*Records about charts and figures*:
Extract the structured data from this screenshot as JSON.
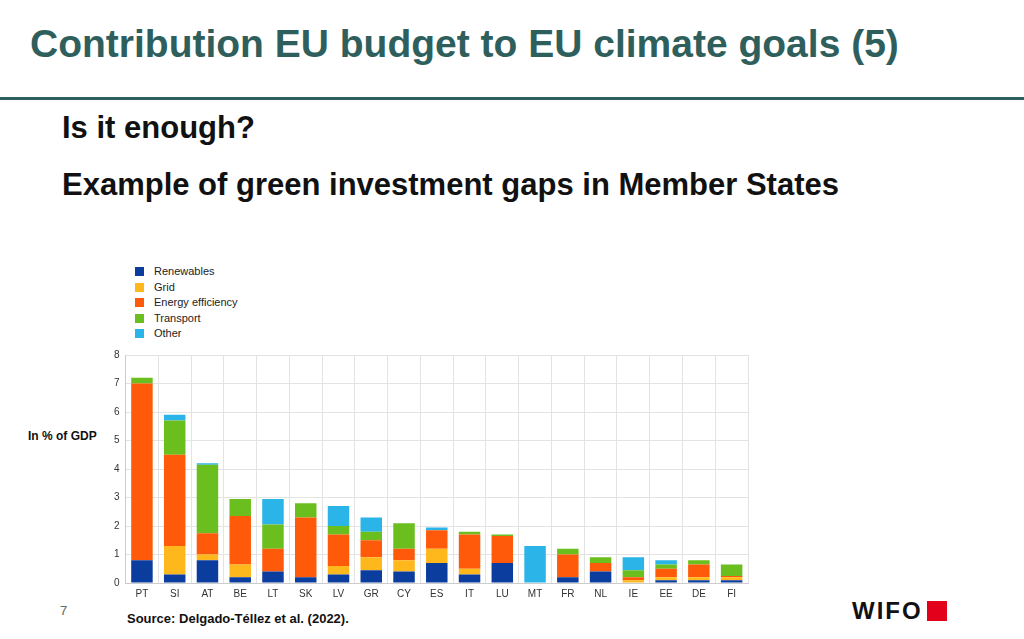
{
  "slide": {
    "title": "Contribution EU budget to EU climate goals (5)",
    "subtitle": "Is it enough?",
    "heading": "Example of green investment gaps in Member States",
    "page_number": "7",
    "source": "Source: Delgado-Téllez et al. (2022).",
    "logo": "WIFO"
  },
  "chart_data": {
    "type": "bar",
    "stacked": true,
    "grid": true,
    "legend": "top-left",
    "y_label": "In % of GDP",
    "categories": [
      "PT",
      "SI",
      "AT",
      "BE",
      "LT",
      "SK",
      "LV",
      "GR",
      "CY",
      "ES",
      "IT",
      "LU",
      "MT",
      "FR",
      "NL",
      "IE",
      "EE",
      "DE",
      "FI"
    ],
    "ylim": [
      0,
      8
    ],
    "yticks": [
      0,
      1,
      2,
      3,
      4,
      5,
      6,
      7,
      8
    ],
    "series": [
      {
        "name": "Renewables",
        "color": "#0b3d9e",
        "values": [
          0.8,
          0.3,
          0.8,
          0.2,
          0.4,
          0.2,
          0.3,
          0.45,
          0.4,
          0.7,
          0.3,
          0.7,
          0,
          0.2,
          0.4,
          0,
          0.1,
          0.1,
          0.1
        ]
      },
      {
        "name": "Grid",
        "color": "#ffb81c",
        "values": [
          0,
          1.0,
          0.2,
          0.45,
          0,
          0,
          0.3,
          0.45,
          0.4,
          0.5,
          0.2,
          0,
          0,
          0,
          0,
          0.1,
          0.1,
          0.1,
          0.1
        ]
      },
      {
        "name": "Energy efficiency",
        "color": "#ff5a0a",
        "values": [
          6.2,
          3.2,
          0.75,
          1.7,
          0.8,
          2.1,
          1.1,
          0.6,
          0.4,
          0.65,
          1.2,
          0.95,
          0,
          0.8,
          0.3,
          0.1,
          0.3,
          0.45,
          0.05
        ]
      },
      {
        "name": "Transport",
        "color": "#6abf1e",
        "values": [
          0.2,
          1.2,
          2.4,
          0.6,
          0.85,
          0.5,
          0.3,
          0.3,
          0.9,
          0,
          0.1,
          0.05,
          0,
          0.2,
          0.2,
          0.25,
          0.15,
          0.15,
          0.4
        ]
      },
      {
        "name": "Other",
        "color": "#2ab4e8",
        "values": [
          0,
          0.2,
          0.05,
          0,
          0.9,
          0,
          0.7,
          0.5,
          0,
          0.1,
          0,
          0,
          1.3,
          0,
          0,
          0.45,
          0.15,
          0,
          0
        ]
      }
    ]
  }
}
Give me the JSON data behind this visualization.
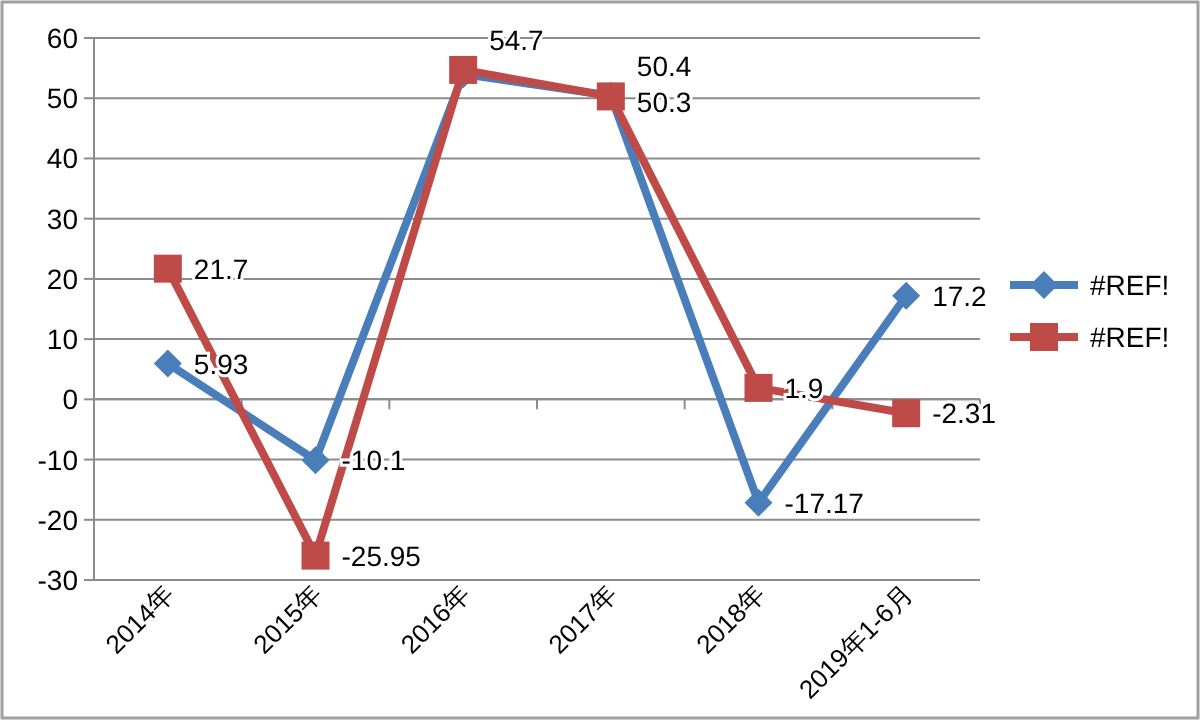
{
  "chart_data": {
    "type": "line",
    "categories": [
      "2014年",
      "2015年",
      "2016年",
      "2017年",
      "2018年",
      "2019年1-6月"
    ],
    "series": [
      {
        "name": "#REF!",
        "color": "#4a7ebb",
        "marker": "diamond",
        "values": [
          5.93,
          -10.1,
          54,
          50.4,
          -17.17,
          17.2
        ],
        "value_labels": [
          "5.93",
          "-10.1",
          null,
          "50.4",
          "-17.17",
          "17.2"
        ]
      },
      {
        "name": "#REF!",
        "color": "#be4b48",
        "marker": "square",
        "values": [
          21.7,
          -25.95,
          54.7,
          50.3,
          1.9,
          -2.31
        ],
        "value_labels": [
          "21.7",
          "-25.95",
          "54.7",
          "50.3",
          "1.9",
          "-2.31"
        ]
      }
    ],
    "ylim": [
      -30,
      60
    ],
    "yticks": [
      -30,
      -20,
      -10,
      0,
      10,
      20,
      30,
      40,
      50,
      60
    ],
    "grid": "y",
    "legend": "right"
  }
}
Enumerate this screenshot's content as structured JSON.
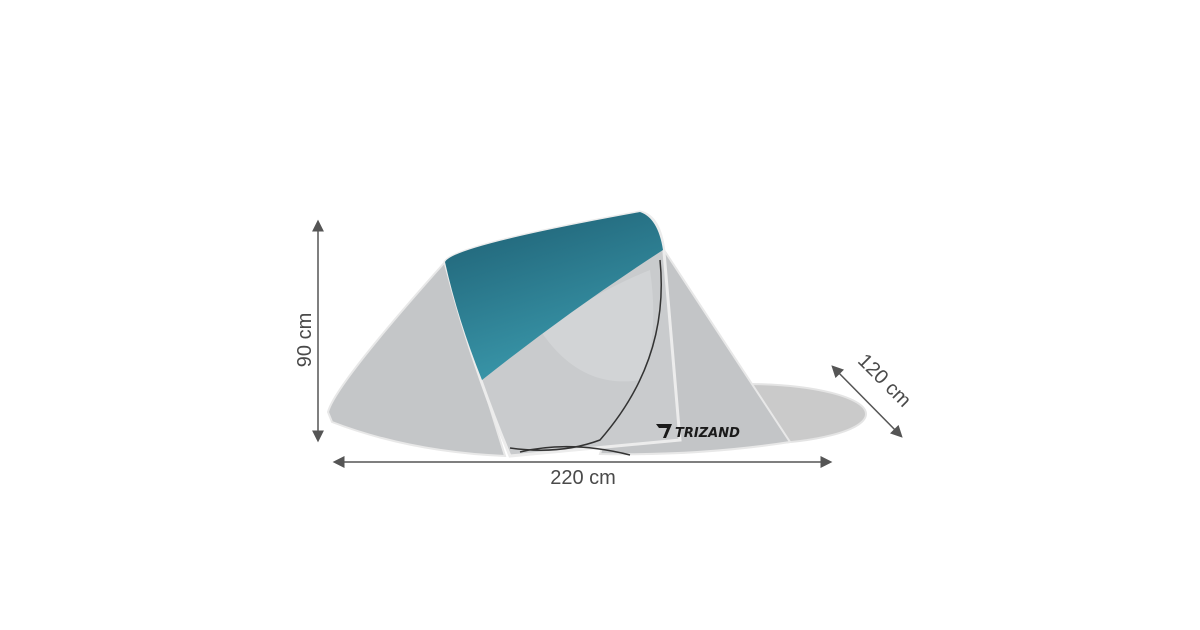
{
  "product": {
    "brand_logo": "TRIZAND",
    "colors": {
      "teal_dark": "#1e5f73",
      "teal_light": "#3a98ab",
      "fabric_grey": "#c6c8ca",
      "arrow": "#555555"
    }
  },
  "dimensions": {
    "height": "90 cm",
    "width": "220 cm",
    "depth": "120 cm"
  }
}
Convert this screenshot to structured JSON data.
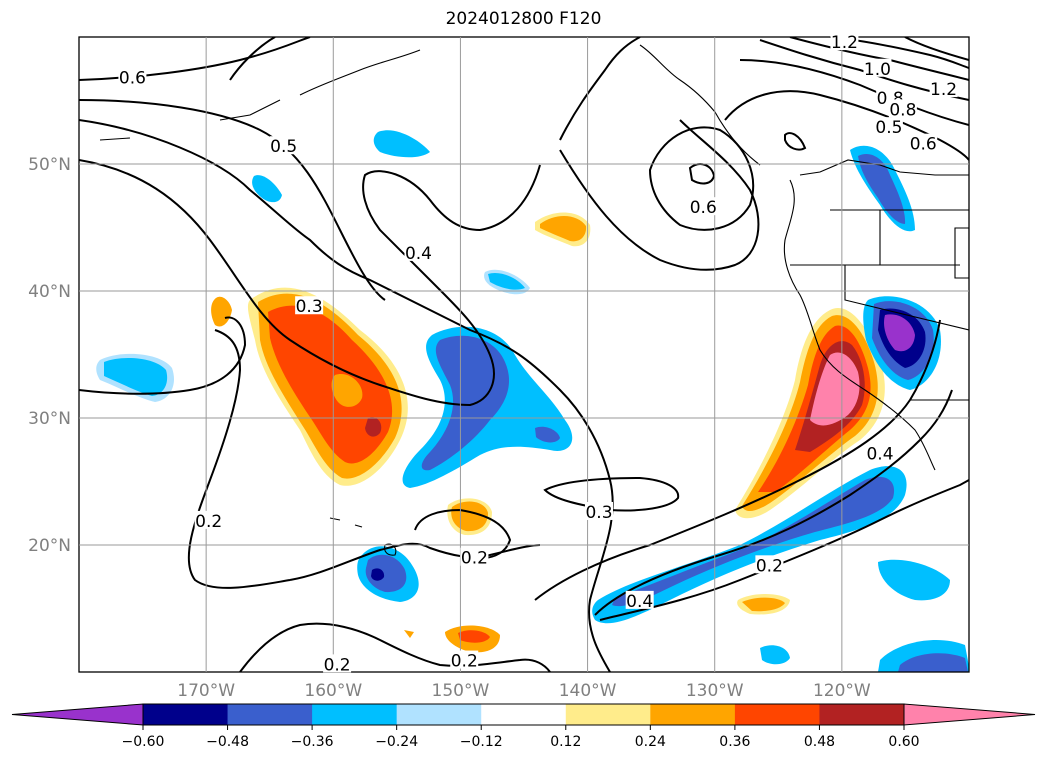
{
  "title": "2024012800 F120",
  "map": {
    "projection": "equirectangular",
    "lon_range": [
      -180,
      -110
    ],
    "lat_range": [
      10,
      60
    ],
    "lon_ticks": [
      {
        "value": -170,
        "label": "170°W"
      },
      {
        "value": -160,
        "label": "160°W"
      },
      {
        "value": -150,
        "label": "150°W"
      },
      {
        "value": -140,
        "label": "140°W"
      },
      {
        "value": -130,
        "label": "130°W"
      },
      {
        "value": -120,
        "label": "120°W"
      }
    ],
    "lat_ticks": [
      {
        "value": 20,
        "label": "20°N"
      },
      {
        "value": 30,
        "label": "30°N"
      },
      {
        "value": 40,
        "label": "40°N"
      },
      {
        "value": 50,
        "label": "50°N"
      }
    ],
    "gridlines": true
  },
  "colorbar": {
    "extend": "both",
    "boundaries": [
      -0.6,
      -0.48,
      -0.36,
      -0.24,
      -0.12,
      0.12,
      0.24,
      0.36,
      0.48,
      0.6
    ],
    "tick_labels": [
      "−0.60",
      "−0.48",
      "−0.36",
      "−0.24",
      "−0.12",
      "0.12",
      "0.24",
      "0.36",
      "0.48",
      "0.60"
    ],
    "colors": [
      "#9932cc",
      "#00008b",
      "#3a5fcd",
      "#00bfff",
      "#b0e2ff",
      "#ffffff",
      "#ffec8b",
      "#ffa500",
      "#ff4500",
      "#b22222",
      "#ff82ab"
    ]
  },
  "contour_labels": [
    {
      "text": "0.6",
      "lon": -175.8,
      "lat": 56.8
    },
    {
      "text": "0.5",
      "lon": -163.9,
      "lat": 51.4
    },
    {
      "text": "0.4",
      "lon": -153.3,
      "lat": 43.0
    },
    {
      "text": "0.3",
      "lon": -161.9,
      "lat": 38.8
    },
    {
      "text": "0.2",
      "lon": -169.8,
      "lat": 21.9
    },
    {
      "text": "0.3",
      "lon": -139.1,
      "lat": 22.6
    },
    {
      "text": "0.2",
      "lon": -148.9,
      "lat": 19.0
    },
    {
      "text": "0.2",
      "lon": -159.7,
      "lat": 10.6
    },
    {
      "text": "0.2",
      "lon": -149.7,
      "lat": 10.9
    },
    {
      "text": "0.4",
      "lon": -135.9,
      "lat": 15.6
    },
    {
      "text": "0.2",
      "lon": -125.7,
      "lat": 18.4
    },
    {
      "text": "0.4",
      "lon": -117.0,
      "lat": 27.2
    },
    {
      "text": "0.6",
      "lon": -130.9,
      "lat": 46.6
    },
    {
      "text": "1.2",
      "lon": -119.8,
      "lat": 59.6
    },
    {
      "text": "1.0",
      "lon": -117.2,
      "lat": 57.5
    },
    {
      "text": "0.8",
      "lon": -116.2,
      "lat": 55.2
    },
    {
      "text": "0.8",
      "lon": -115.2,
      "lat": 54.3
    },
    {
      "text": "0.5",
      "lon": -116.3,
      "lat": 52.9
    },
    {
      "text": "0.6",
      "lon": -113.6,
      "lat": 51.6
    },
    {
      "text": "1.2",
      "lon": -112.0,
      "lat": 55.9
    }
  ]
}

*Directions for this task*: Return the listing above unchanged, apart from dropping its pictures.

*Answer in full*:
Extract the structured data from this screenshot as JSON.
{
  "slide": {
    "title": "Contribution EU budget to EU climate goals (5)",
    "subtitle": "Is it enough?",
    "heading": "Example of green investment gaps in Member States",
    "page_number": "7",
    "source": "Source: Delgado-Téllez et al. (2022).",
    "logo": "WIFO"
  },
  "chart_data": {
    "type": "bar",
    "stacked": true,
    "grid": true,
    "legend": "top-left",
    "y_label": "In % of GDP",
    "categories": [
      "PT",
      "SI",
      "AT",
      "BE",
      "LT",
      "SK",
      "LV",
      "GR",
      "CY",
      "ES",
      "IT",
      "LU",
      "MT",
      "FR",
      "NL",
      "IE",
      "EE",
      "DE",
      "FI"
    ],
    "ylim": [
      0,
      8
    ],
    "yticks": [
      0,
      1,
      2,
      3,
      4,
      5,
      6,
      7,
      8
    ],
    "series": [
      {
        "name": "Renewables",
        "color": "#0b3d9e",
        "values": [
          0.8,
          0.3,
          0.8,
          0.2,
          0.4,
          0.2,
          0.3,
          0.45,
          0.4,
          0.7,
          0.3,
          0.7,
          0,
          0.2,
          0.4,
          0,
          0.1,
          0.1,
          0.1
        ]
      },
      {
        "name": "Grid",
        "color": "#ffb81c",
        "values": [
          0,
          1.0,
          0.2,
          0.45,
          0,
          0,
          0.3,
          0.45,
          0.4,
          0.5,
          0.2,
          0,
          0,
          0,
          0,
          0.1,
          0.1,
          0.1,
          0.1
        ]
      },
      {
        "name": "Energy efficiency",
        "color": "#ff5a0a",
        "values": [
          6.2,
          3.2,
          0.75,
          1.7,
          0.8,
          2.1,
          1.1,
          0.6,
          0.4,
          0.65,
          1.2,
          0.95,
          0,
          0.8,
          0.3,
          0.1,
          0.3,
          0.45,
          0.05
        ]
      },
      {
        "name": "Transport",
        "color": "#6abf1e",
        "values": [
          0.2,
          1.2,
          2.4,
          0.6,
          0.85,
          0.5,
          0.3,
          0.3,
          0.9,
          0,
          0.1,
          0.05,
          0,
          0.2,
          0.2,
          0.25,
          0.15,
          0.15,
          0.4
        ]
      },
      {
        "name": "Other",
        "color": "#2ab4e8",
        "values": [
          0,
          0.2,
          0.05,
          0,
          0.9,
          0,
          0.7,
          0.5,
          0,
          0.1,
          0,
          0,
          1.3,
          0,
          0,
          0.45,
          0.15,
          0,
          0
        ]
      }
    ]
  }
}
Give me the JSON data behind this visualization.
{
  "chart_data": {
    "type": "line",
    "categories": [
      "2014年",
      "2015年",
      "2016年",
      "2017年",
      "2018年",
      "2019年1-6月"
    ],
    "series": [
      {
        "name": "#REF!",
        "color": "#4a7ebb",
        "marker": "diamond",
        "values": [
          5.93,
          -10.1,
          54,
          50.4,
          -17.17,
          17.2
        ],
        "value_labels": [
          "5.93",
          "-10.1",
          null,
          "50.4",
          "-17.17",
          "17.2"
        ]
      },
      {
        "name": "#REF!",
        "color": "#be4b48",
        "marker": "square",
        "values": [
          21.7,
          -25.95,
          54.7,
          50.3,
          1.9,
          -2.31
        ],
        "value_labels": [
          "21.7",
          "-25.95",
          "54.7",
          "50.3",
          "1.9",
          "-2.31"
        ]
      }
    ],
    "ylim": [
      -30,
      60
    ],
    "yticks": [
      -30,
      -20,
      -10,
      0,
      10,
      20,
      30,
      40,
      50,
      60
    ],
    "grid": "y",
    "legend": "right"
  }
}
Enumerate this screenshot's content as structured JSON.
{
  "product": {
    "brand_logo": "TRIZAND",
    "colors": {
      "teal_dark": "#1e5f73",
      "teal_light": "#3a98ab",
      "fabric_grey": "#c6c8ca",
      "arrow": "#555555"
    }
  },
  "dimensions": {
    "height": "90 cm",
    "width": "220 cm",
    "depth": "120 cm"
  }
}
Convert this screenshot to structured JSON data.
{
  "title": "2024012800 F120",
  "map": {
    "projection": "equirectangular",
    "lon_range": [
      -180,
      -110
    ],
    "lat_range": [
      10,
      60
    ],
    "lon_ticks": [
      {
        "value": -170,
        "label": "170°W"
      },
      {
        "value": -160,
        "label": "160°W"
      },
      {
        "value": -150,
        "label": "150°W"
      },
      {
        "value": -140,
        "label": "140°W"
      },
      {
        "value": -130,
        "label": "130°W"
      },
      {
        "value": -120,
        "label": "120°W"
      }
    ],
    "lat_ticks": [
      {
        "value": 20,
        "label": "20°N"
      },
      {
        "value": 30,
        "label": "30°N"
      },
      {
        "value": 40,
        "label": "40°N"
      },
      {
        "value": 50,
        "label": "50°N"
      }
    ],
    "gridlines": true
  },
  "colorbar": {
    "extend": "both",
    "boundaries": [
      -0.6,
      -0.48,
      -0.36,
      -0.24,
      -0.12,
      0.12,
      0.24,
      0.36,
      0.48,
      0.6
    ],
    "tick_labels": [
      "−0.60",
      "−0.48",
      "−0.36",
      "−0.24",
      "−0.12",
      "0.12",
      "0.24",
      "0.36",
      "0.48",
      "0.60"
    ],
    "colors": [
      "#9932cc",
      "#00008b",
      "#3a5fcd",
      "#00bfff",
      "#b0e2ff",
      "#ffffff",
      "#ffec8b",
      "#ffa500",
      "#ff4500",
      "#b22222",
      "#ff82ab"
    ]
  },
  "contour_labels": [
    {
      "text": "0.6",
      "lon": -175.8,
      "lat": 56.8
    },
    {
      "text": "0.5",
      "lon": -163.9,
      "lat": 51.4
    },
    {
      "text": "0.4",
      "lon": -153.3,
      "lat": 43.0
    },
    {
      "text": "0.3",
      "lon": -161.9,
      "lat": 38.8
    },
    {
      "text": "0.2",
      "lon": -169.8,
      "lat": 21.9
    },
    {
      "text": "0.3",
      "lon": -139.1,
      "lat": 22.6
    },
    {
      "text": "0.2",
      "lon": -148.9,
      "lat": 19.0
    },
    {
      "text": "0.2",
      "lon": -159.7,
      "lat": 10.6
    },
    {
      "text": "0.2",
      "lon": -149.7,
      "lat": 10.9
    },
    {
      "text": "0.4",
      "lon": -135.9,
      "lat": 15.6
    },
    {
      "text": "0.2",
      "lon": -125.7,
      "lat": 18.4
    },
    {
      "text": "0.4",
      "lon": -117.0,
      "lat": 27.2
    },
    {
      "text": "0.6",
      "lon": -130.9,
      "lat": 46.6
    },
    {
      "text": "1.2",
      "lon": -119.8,
      "lat": 59.6
    },
    {
      "text": "1.0",
      "lon": -117.2,
      "lat": 57.5
    },
    {
      "text": "0.8",
      "lon": -116.2,
      "lat": 55.2
    },
    {
      "text": "0.8",
      "lon": -115.2,
      "lat": 54.3
    },
    {
      "text": "0.5",
      "lon": -116.3,
      "lat": 52.9
    },
    {
      "text": "0.6",
      "lon": -113.6,
      "lat": 51.6
    },
    {
      "text": "1.2",
      "lon": -112.0,
      "lat": 55.9
    }
  ]
}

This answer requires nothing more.